__EXERCISE DATA__
┏━━
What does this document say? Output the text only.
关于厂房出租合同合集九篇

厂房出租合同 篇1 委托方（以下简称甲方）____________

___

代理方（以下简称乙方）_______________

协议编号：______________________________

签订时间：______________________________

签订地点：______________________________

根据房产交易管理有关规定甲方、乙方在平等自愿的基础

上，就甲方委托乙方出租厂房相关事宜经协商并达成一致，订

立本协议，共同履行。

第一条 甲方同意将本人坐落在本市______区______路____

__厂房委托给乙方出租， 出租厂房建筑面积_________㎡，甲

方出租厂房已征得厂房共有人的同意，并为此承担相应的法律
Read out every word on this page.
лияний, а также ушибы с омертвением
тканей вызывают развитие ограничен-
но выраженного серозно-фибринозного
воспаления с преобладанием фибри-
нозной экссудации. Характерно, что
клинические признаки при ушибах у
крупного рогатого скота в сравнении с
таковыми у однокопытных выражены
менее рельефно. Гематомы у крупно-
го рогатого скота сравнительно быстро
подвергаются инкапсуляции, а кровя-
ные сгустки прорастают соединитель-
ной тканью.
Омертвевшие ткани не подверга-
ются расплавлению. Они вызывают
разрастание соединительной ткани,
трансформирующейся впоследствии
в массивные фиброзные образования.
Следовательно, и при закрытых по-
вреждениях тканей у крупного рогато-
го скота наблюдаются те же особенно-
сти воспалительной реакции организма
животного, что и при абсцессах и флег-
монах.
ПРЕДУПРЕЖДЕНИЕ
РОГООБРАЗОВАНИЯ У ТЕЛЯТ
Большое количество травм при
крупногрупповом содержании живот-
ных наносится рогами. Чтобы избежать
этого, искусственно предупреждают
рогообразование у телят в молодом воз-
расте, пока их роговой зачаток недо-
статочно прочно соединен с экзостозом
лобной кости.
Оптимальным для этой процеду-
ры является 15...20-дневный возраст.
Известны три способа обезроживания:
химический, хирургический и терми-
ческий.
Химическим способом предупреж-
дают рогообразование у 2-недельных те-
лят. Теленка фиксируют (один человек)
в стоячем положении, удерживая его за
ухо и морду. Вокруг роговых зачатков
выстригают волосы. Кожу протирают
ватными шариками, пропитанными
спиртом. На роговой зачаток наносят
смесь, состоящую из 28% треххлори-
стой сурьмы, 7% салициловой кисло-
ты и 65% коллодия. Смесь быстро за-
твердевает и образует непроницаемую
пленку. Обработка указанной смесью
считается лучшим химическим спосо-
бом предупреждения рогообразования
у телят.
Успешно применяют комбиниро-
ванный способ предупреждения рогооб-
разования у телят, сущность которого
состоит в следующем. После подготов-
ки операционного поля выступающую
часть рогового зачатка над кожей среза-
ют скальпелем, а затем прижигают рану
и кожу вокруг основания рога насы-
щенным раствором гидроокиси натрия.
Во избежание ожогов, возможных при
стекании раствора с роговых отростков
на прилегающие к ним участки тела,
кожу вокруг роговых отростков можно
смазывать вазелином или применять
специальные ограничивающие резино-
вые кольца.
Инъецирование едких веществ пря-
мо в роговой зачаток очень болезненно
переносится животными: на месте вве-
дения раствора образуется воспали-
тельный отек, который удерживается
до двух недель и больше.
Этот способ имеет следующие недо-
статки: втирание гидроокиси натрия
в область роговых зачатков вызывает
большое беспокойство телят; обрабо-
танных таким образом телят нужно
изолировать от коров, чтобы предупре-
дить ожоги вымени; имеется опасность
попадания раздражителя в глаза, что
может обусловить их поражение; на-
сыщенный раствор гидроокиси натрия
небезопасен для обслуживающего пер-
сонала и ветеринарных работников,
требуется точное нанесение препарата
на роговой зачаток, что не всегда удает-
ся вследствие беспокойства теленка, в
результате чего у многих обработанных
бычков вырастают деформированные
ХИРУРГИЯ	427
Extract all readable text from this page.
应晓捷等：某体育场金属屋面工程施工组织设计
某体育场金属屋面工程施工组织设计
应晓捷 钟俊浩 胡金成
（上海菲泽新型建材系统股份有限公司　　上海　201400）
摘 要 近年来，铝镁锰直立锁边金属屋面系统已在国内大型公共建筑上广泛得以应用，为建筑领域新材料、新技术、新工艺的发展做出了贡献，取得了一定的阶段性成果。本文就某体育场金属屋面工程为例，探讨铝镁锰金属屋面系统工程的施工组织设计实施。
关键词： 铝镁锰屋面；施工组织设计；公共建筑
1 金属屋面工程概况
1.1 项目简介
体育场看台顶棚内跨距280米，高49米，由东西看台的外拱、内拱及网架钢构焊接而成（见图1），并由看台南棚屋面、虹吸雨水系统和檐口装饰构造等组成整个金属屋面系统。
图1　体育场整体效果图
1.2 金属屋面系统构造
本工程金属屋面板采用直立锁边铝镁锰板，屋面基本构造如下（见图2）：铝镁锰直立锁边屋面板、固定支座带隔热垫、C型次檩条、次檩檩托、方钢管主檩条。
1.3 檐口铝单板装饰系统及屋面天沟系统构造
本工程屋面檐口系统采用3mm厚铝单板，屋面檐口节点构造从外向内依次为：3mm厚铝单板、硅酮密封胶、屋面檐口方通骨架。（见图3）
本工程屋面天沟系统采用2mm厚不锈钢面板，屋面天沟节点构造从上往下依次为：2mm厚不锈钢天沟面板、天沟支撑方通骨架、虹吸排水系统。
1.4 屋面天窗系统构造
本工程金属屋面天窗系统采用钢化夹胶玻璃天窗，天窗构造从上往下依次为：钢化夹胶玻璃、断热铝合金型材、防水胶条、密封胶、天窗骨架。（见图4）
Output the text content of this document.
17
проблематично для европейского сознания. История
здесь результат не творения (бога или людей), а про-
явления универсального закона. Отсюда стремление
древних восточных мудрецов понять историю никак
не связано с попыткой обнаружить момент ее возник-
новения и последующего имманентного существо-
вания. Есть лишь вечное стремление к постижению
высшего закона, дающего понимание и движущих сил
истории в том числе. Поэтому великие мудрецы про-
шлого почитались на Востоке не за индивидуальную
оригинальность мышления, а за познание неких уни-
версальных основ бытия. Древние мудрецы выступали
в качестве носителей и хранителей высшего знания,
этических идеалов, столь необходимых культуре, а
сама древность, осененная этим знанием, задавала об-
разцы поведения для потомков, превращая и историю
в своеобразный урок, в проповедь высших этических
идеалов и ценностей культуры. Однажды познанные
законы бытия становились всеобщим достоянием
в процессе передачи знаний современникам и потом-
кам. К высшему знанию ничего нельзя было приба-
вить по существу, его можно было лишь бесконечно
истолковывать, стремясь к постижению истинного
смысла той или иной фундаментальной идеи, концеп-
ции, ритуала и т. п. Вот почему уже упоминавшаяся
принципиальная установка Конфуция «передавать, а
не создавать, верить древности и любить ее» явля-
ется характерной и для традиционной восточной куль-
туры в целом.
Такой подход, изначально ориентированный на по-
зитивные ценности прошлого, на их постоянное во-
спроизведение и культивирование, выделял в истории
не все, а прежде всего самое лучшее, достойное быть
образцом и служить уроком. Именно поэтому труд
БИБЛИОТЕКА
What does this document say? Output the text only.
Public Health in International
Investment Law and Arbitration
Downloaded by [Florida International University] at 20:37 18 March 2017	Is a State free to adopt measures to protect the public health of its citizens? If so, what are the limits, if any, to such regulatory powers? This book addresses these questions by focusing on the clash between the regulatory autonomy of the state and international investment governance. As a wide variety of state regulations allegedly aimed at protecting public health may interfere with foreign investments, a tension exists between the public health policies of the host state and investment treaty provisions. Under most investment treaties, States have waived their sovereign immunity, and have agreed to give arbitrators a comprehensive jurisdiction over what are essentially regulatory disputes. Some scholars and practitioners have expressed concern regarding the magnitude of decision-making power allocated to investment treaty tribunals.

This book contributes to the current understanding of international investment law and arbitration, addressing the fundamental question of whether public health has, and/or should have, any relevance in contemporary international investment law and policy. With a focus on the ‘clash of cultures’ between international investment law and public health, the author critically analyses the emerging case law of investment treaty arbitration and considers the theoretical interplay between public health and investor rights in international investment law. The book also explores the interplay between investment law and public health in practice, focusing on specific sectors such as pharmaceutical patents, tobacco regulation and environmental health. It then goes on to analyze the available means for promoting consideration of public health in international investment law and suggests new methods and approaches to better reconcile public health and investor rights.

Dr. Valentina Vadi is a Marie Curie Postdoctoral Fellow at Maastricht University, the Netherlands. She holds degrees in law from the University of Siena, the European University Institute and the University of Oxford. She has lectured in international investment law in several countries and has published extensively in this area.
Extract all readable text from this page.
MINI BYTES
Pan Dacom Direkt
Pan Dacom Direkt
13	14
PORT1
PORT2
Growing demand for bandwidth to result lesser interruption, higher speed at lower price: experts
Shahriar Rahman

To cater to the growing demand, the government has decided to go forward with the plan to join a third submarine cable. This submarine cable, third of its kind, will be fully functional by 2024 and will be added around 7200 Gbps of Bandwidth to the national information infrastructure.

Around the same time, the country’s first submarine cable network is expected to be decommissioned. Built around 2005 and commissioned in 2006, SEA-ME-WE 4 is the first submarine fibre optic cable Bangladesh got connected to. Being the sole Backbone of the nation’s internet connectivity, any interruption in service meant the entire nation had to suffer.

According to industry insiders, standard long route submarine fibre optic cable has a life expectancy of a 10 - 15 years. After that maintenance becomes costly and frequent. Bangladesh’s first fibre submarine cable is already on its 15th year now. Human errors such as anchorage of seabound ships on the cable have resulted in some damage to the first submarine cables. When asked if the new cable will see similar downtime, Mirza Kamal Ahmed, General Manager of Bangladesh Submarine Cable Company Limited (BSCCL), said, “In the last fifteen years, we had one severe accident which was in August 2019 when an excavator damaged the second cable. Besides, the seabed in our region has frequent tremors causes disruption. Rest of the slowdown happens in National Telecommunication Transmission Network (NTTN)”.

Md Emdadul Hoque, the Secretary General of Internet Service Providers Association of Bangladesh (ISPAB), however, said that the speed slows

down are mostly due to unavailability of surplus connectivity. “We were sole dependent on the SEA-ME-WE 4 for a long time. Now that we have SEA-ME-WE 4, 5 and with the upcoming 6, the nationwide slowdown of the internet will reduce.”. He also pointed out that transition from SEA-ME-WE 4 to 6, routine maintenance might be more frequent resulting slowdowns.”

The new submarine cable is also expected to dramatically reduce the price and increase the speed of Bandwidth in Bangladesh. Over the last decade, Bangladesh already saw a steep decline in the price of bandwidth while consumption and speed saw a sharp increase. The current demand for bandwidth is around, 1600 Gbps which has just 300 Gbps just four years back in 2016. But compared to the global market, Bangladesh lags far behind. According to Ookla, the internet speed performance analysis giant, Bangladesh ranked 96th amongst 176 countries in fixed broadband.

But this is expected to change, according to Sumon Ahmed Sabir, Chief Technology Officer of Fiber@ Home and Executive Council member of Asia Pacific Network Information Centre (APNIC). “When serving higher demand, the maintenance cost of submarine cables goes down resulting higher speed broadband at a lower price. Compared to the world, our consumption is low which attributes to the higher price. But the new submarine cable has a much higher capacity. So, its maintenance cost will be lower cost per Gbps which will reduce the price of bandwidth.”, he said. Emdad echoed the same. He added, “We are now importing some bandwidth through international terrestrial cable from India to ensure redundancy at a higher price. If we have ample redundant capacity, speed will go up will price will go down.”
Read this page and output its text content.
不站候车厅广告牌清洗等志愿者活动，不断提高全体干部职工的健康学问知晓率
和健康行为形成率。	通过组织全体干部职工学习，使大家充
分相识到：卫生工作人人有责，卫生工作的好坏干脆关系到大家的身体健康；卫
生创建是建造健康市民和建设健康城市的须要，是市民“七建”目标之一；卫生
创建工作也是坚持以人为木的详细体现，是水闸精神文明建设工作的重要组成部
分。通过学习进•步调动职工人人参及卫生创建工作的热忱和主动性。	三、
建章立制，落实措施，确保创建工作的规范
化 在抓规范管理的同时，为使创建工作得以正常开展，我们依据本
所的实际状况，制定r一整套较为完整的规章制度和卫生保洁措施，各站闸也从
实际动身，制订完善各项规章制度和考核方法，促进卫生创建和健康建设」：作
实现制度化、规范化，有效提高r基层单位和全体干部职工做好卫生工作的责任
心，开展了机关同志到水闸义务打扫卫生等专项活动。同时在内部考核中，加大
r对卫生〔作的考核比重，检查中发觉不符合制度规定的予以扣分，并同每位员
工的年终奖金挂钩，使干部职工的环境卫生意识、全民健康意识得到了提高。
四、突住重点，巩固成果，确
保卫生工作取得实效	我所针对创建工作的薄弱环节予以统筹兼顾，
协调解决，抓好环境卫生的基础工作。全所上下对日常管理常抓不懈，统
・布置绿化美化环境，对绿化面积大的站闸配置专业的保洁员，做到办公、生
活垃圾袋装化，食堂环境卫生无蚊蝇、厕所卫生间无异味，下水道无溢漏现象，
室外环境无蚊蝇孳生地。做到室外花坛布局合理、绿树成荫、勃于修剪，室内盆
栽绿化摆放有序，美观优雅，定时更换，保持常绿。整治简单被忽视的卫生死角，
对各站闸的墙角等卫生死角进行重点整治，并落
┗━━
__TASK STATEMENT__
Produce an exact repeat of the lines from the one containing "Read this page and output its text content." through the last line of the data, and nothing more.

__CORRECT ANSWER__
Read this page and output its text content.
不站候车厅广告牌清洗等志愿者活动，不断提高全体干部职工的健康学问知晓率
和健康行为形成率。	通过组织全体干部职工学习，使大家充
分相识到：卫生工作人人有责，卫生工作的好坏干脆关系到大家的身体健康；卫
生创建是建造健康市民和建设健康城市的须要，是市民“七建”目标之一；卫生
创建工作也是坚持以人为木的详细体现，是水闸精神文明建设工作的重要组成部
分。通过学习进•步调动职工人人参及卫生创建工作的热忱和主动性。	三、
建章立制，落实措施，确保创建工作的规范
化 在抓规范管理的同时，为使创建工作得以正常开展，我们依据本
所的实际状况，制定r一整套较为完整的规章制度和卫生保洁措施，各站闸也从
实际动身，制订完善各项规章制度和考核方法，促进卫生创建和健康建设」：作
实现制度化、规范化，有效提高r基层单位和全体干部职工做好卫生工作的责任
心，开展了机关同志到水闸义务打扫卫生等专项活动。同时在内部考核中，加大
r对卫生〔作的考核比重，检查中发觉不符合制度规定的予以扣分，并同每位员
工的年终奖金挂钩，使干部职工的环境卫生意识、全民健康意识得到了提高。
四、突住重点，巩固成果，确
保卫生工作取得实效	我所针对创建工作的薄弱环节予以统筹兼顾，
协调解决，抓好环境卫生的基础工作。全所上下对日常管理常抓不懈，统
・布置绿化美化环境，对绿化面积大的站闸配置专业的保洁员，做到办公、生
活垃圾袋装化，食堂环境卫生无蚊蝇、厕所卫生间无异味，下水道无溢漏现象，
室外环境无蚊蝇孳生地。做到室外花坛布局合理、绿树成荫、勃于修剪，室内盆
栽绿化摆放有序，美观优雅，定时更换，保持常绿。整治简单被忽视的卫生死角，
对各站闸的墙角等卫生死角进行重点整治，并落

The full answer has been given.